» Stated exercise: Edit the material below so that each "interactable" becomes "clickable", keeping every other character unchanged.

begin Working data

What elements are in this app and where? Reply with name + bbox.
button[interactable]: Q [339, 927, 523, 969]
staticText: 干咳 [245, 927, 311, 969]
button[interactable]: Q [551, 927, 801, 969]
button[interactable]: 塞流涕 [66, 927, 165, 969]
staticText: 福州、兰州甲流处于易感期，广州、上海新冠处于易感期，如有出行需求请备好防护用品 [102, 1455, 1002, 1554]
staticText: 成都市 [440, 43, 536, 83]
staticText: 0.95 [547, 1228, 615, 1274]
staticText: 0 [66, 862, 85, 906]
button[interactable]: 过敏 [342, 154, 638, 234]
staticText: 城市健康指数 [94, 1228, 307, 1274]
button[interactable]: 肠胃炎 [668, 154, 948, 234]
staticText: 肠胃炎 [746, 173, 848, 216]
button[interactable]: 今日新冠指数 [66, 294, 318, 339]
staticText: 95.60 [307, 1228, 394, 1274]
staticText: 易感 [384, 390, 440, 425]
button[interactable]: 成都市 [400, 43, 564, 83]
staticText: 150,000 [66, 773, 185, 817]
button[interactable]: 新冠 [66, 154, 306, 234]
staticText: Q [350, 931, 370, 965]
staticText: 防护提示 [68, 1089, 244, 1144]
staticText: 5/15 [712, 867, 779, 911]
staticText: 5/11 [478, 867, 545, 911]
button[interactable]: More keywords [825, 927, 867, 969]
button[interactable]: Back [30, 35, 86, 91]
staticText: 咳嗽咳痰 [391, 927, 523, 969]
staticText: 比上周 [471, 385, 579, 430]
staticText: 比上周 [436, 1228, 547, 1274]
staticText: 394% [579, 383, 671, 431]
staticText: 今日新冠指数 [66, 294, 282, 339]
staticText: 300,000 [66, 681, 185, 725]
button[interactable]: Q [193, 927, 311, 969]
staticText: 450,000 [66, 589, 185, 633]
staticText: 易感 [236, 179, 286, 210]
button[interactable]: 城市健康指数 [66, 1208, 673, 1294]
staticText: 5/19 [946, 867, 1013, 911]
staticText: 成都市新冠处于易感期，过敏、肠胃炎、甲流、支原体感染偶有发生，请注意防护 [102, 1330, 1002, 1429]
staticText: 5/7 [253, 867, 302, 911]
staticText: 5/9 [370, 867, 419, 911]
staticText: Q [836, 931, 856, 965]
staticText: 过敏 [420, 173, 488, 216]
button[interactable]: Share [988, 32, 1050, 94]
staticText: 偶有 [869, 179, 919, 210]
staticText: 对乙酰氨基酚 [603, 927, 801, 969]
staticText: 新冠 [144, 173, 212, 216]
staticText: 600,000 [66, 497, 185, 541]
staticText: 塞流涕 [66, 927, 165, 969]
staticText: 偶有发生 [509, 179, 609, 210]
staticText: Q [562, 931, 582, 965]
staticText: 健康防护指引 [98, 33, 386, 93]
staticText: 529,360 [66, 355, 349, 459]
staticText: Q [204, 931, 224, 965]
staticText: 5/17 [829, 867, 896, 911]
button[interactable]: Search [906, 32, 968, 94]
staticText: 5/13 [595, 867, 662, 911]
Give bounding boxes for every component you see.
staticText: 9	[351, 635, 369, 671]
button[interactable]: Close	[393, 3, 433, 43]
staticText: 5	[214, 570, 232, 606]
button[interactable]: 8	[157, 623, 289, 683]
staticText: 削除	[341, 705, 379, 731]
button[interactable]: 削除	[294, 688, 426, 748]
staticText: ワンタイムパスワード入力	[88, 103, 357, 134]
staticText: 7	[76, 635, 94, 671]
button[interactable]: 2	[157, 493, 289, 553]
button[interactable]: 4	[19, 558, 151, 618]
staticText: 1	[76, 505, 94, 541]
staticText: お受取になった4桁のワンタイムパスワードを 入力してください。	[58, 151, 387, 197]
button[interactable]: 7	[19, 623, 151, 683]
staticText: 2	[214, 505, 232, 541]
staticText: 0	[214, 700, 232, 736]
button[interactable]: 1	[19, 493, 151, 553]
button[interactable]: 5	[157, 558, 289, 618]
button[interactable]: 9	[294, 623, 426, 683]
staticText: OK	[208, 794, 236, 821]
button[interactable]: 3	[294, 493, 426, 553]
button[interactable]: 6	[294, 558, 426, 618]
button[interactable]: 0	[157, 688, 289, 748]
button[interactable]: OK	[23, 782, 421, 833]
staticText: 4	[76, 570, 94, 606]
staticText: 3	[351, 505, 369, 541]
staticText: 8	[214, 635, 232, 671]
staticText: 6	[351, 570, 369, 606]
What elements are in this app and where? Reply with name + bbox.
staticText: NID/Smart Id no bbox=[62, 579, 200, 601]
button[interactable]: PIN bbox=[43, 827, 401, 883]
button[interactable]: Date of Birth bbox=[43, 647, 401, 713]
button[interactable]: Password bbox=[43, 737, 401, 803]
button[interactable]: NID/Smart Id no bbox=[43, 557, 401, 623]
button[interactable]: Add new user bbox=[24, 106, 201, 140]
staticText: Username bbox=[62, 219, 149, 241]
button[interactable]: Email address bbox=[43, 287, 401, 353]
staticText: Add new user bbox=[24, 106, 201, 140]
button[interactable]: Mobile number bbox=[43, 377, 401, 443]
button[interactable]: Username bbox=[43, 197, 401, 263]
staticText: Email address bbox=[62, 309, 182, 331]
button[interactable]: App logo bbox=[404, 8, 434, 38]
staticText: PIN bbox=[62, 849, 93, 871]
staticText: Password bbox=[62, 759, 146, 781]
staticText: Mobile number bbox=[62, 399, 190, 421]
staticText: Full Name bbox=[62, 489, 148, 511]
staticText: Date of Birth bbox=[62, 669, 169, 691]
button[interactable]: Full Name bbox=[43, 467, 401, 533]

end Working data

» Completed exercise:
What elements are in this app and where? Reply with name + bbox.
button[clickable]: Q [339, 927, 523, 969]
staticText: 干咳 [245, 927, 311, 969]
button[clickable]: Q [551, 927, 801, 969]
button[clickable]: 塞流涕 [66, 927, 165, 969]
staticText: 福州、兰州甲流处于易感期，广州、上海新冠处于易感期，如有出行需求请备好防护用品 [102, 1455, 1002, 1554]
staticText: 成都市 [440, 43, 536, 83]
staticText: 0.95 [547, 1228, 615, 1274]
staticText: 0 [66, 862, 85, 906]
button[clickable]: 过敏 [342, 154, 638, 234]
staticText: 城市健康指数 [94, 1228, 307, 1274]
button[clickable]: 肠胃炎 [668, 154, 948, 234]
staticText: 肠胃炎 [746, 173, 848, 216]
button[clickable]: 今日新冠指数 [66, 294, 318, 339]
staticText: 95.60 [307, 1228, 394, 1274]
staticText: 易感 [384, 390, 440, 425]
button[clickable]: 成都市 [400, 43, 564, 83]
staticText: 150,000 [66, 773, 185, 817]
button[clickable]: 新冠 [66, 154, 306, 234]
staticText: Q [350, 931, 370, 965]
staticText: 防护提示 [68, 1089, 244, 1144]
staticText: 5/15 [712, 867, 779, 911]
staticText: 5/11 [478, 867, 545, 911]
button[clickable]: More keywords [825, 927, 867, 969]
button[clickable]: Back [30, 35, 86, 91]
staticText: 咳嗽咳痰 [391, 927, 523, 969]
staticText: 比上周 [471, 385, 579, 430]
staticText: 比上周 [436, 1228, 547, 1274]
staticText: 394% [579, 383, 671, 431]
staticText: 今日新冠指数 [66, 294, 282, 339]
staticText: 300,000 [66, 681, 185, 725]
button[clickable]: Q [193, 927, 311, 969]
staticText: 450,000 [66, 589, 185, 633]
staticText: 易感 [236, 179, 286, 210]
button[clickable]: 城市健康指数 [66, 1208, 673, 1294]
staticText: 5/19 [946, 867, 1013, 911]
staticText: 成都市新冠处于易感期，过敏、肠胃炎、甲流、支原体感染偶有发生，请注意防护 [102, 1330, 1002, 1429]
staticText: 5/7 [253, 867, 302, 911]
staticText: 5/9 [370, 867, 419, 911]
staticText: Q [836, 931, 856, 965]
staticText: 过敏 [420, 173, 488, 216]
button[clickable]: Share [988, 32, 1050, 94]
staticText: 偶有 [869, 179, 919, 210]
staticText: 对乙酰氨基酚 [603, 927, 801, 969]
staticText: 新冠 [144, 173, 212, 216]
staticText: 600,000 [66, 497, 185, 541]
staticText: 塞流涕 [66, 927, 165, 969]
staticText: 偶有发生 [509, 179, 609, 210]
staticText: Q [562, 931, 582, 965]
staticText: 健康防护指引 [98, 33, 386, 93]
staticText: 529,360 [66, 355, 349, 459]
staticText: Q [204, 931, 224, 965]
staticText: 5/17 [829, 867, 896, 911]
button[clickable]: Search [906, 32, 968, 94]
staticText: 5/13 [595, 867, 662, 911]
Give bounding boxes for every component you see.
staticText: 9	[351, 635, 369, 671]
button[clickable]: Close	[393, 3, 433, 43]
staticText: 5	[214, 570, 232, 606]
button[clickable]: 8	[157, 623, 289, 683]
staticText: 削除	[341, 705, 379, 731]
button[clickable]: 削除	[294, 688, 426, 748]
staticText: ワンタイムパスワード入力	[88, 103, 357, 134]
staticText: 7	[76, 635, 94, 671]
button[clickable]: 2	[157, 493, 289, 553]
button[clickable]: 4	[19, 558, 151, 618]
staticText: 1	[76, 505, 94, 541]
staticText: お受取になった4桁のワンタイムパスワードを 入力してください。	[58, 151, 387, 197]
button[clickable]: 7	[19, 623, 151, 683]
staticText: 2	[214, 505, 232, 541]
staticText: 0	[214, 700, 232, 736]
button[clickable]: 1	[19, 493, 151, 553]
button[clickable]: 5	[157, 558, 289, 618]
button[clickable]: 9	[294, 623, 426, 683]
staticText: OK	[208, 794, 236, 821]
button[clickable]: 3	[294, 493, 426, 553]
button[clickable]: 6	[294, 558, 426, 618]
button[clickable]: 0	[157, 688, 289, 748]
button[clickable]: OK	[23, 782, 421, 833]
staticText: 4	[76, 570, 94, 606]
staticText: 3	[351, 505, 369, 541]
staticText: 8	[214, 635, 232, 671]
staticText: 6	[351, 570, 369, 606]
What elements are in this app and where? Reply with name + bbox.
staticText: NID/Smart Id no bbox=[62, 579, 200, 601]
button[clickable]: PIN bbox=[43, 827, 401, 883]
button[clickable]: Date of Birth bbox=[43, 647, 401, 713]
button[clickable]: Password bbox=[43, 737, 401, 803]
button[clickable]: NID/Smart Id no bbox=[43, 557, 401, 623]
button[clickable]: Add new user bbox=[24, 106, 201, 140]
staticText: Username bbox=[62, 219, 149, 241]
button[clickable]: Email address bbox=[43, 287, 401, 353]
staticText: Add new user bbox=[24, 106, 201, 140]
button[clickable]: Mobile number bbox=[43, 377, 401, 443]
button[clickable]: Username bbox=[43, 197, 401, 263]
staticText: Email address bbox=[62, 309, 182, 331]
button[clickable]: App logo bbox=[404, 8, 434, 38]
staticText: PIN bbox=[62, 849, 93, 871]
staticText: Password bbox=[62, 759, 146, 781]
staticText: Mobile number bbox=[62, 399, 190, 421]
staticText: Full Name bbox=[62, 489, 148, 511]
staticText: Date of Birth bbox=[62, 669, 169, 691]
button[clickable]: Full Name bbox=[43, 467, 401, 533]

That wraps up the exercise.